(Stated exercise)
The records below must be retyped exactly.
-- start Exercise material --
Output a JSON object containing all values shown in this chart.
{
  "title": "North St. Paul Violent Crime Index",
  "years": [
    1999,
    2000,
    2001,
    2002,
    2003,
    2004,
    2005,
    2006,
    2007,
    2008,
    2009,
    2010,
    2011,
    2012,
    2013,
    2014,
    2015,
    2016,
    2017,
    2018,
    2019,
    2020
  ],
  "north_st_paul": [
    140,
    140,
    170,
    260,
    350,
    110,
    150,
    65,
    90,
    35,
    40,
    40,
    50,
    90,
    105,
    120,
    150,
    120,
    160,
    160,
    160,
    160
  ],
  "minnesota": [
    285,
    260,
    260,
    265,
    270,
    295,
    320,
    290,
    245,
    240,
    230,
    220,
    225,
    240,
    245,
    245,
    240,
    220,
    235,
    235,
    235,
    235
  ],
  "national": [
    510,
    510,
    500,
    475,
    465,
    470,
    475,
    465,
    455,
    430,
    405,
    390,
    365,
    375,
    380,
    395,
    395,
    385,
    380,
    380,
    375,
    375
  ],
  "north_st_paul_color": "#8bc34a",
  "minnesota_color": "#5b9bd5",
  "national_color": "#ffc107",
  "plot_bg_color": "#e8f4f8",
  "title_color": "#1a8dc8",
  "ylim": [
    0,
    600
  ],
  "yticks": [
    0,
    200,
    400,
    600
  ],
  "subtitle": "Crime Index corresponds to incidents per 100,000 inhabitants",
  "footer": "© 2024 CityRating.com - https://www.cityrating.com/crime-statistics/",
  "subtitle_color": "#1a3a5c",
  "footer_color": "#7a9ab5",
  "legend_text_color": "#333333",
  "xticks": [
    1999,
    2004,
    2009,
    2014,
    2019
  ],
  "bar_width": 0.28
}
-- end Exercise material --
(Reply)
Output a JSON object containing all values shown in this chart.
{
  "title": "North St. Paul Violent Crime Index",
  "years": [
    1999,
    2000,
    2001,
    2002,
    2003,
    2004,
    2005,
    2006,
    2007,
    2008,
    2009,
    2010,
    2011,
    2012,
    2013,
    2014,
    2015,
    2016,
    2017,
    2018,
    2019,
    2020
  ],
  "north_st_paul": [
    140,
    140,
    170,
    260,
    350,
    110,
    150,
    65,
    90,
    35,
    40,
    40,
    50,
    90,
    105,
    120,
    150,
    120,
    160,
    160,
    160,
    160
  ],
  "minnesota": [
    285,
    260,
    260,
    265,
    270,
    295,
    320,
    290,
    245,
    240,
    230,
    220,
    225,
    240,
    245,
    245,
    240,
    220,
    235,
    235,
    235,
    235
  ],
  "national": [
    510,
    510,
    500,
    475,
    465,
    470,
    475,
    465,
    455,
    430,
    405,
    390,
    365,
    375,
    380,
    395,
    395,
    385,
    380,
    380,
    375,
    375
  ],
  "north_st_paul_color": "#8bc34a",
  "minnesota_color": "#5b9bd5",
  "national_color": "#ffc107",
  "plot_bg_color": "#e8f4f8",
  "title_color": "#1a8dc8",
  "ylim": [
    0,
    600
  ],
  "yticks": [
    0,
    200,
    400,
    600
  ],
  "subtitle": "Crime Index corresponds to incidents per 100,000 inhabitants",
  "footer": "© 2024 CityRating.com - https://www.cityrating.com/crime-statistics/",
  "subtitle_color": "#1a3a5c",
  "footer_color": "#7a9ab5",
  "legend_text_color": "#333333",
  "xticks": [
    1999,
    2004,
    2009,
    2014,
    2019
  ],
  "bar_width": 0.28
}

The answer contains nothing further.